### EXERCISE DETAILS
Only the lines from the one containing "Give me a plain-text" through the final line of the material below should be output, exactly as they stand.

### Dataset rows
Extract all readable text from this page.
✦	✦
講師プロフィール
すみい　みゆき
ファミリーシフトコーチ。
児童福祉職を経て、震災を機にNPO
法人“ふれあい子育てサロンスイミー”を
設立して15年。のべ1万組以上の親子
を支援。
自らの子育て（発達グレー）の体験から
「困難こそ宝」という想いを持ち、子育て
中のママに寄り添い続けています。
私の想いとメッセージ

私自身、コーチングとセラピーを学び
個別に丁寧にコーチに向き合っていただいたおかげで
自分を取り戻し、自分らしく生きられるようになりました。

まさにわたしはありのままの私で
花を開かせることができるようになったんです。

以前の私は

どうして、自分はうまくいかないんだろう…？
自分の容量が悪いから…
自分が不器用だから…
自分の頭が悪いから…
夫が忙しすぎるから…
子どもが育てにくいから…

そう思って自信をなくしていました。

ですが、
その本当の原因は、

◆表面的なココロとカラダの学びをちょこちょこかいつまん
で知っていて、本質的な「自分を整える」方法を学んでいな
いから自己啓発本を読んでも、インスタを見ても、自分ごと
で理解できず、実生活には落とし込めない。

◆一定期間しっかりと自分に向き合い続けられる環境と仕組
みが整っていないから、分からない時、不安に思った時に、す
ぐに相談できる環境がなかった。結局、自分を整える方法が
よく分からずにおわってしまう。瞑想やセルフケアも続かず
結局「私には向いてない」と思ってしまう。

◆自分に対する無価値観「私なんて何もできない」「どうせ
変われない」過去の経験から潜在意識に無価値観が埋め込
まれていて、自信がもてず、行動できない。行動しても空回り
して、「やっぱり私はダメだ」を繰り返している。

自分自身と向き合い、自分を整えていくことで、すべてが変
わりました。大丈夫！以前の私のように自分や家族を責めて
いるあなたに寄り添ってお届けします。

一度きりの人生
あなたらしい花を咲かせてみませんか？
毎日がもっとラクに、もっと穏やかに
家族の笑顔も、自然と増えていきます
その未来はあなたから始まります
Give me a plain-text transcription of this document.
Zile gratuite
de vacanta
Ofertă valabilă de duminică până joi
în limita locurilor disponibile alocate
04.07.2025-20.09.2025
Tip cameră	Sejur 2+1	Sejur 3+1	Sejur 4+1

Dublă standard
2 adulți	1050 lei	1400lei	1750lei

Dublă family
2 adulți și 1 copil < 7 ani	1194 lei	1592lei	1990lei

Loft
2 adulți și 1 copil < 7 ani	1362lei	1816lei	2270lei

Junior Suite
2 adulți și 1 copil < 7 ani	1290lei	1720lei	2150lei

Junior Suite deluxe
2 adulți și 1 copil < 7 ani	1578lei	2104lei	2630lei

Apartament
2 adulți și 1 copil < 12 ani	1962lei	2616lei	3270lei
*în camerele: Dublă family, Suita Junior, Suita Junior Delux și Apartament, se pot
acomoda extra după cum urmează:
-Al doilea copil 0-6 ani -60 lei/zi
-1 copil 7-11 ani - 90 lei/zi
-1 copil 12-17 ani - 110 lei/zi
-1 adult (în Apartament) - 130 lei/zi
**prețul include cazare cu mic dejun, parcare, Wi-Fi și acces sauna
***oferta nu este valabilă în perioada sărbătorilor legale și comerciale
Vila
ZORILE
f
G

### THE OUTPUT
Give me a plain-text transcription of this document.
Zile gratuite
de vacanta
Ofertă valabilă de duminică până joi
în limita locurilor disponibile alocate
04.07.2025-20.09.2025
Tip cameră	Sejur 2+1	Sejur 3+1	Sejur 4+1

Dublă standard
2 adulți	1050 lei	1400lei	1750lei

Dublă family
2 adulți și 1 copil < 7 ani	1194 lei	1592lei	1990lei

Loft
2 adulți și 1 copil < 7 ani	1362lei	1816lei	2270lei

Junior Suite
2 adulți și 1 copil < 7 ani	1290lei	1720lei	2150lei

Junior Suite deluxe
2 adulți și 1 copil < 7 ani	1578lei	2104lei	2630lei

Apartament
2 adulți și 1 copil < 12 ani	1962lei	2616lei	3270lei
*în camerele: Dublă family, Suita Junior, Suita Junior Delux și Apartament, se pot
acomoda extra după cum urmează:
-Al doilea copil 0-6 ani -60 lei/zi
-1 copil 7-11 ani - 90 lei/zi
-1 copil 12-17 ani - 110 lei/zi
-1 adult (în Apartament) - 130 lei/zi
**prețul include cazare cu mic dejun, parcare, Wi-Fi și acces sauna
***oferta nu este valabilă în perioada sărbătorilor legale și comerciale
Vila
ZORILE
f
G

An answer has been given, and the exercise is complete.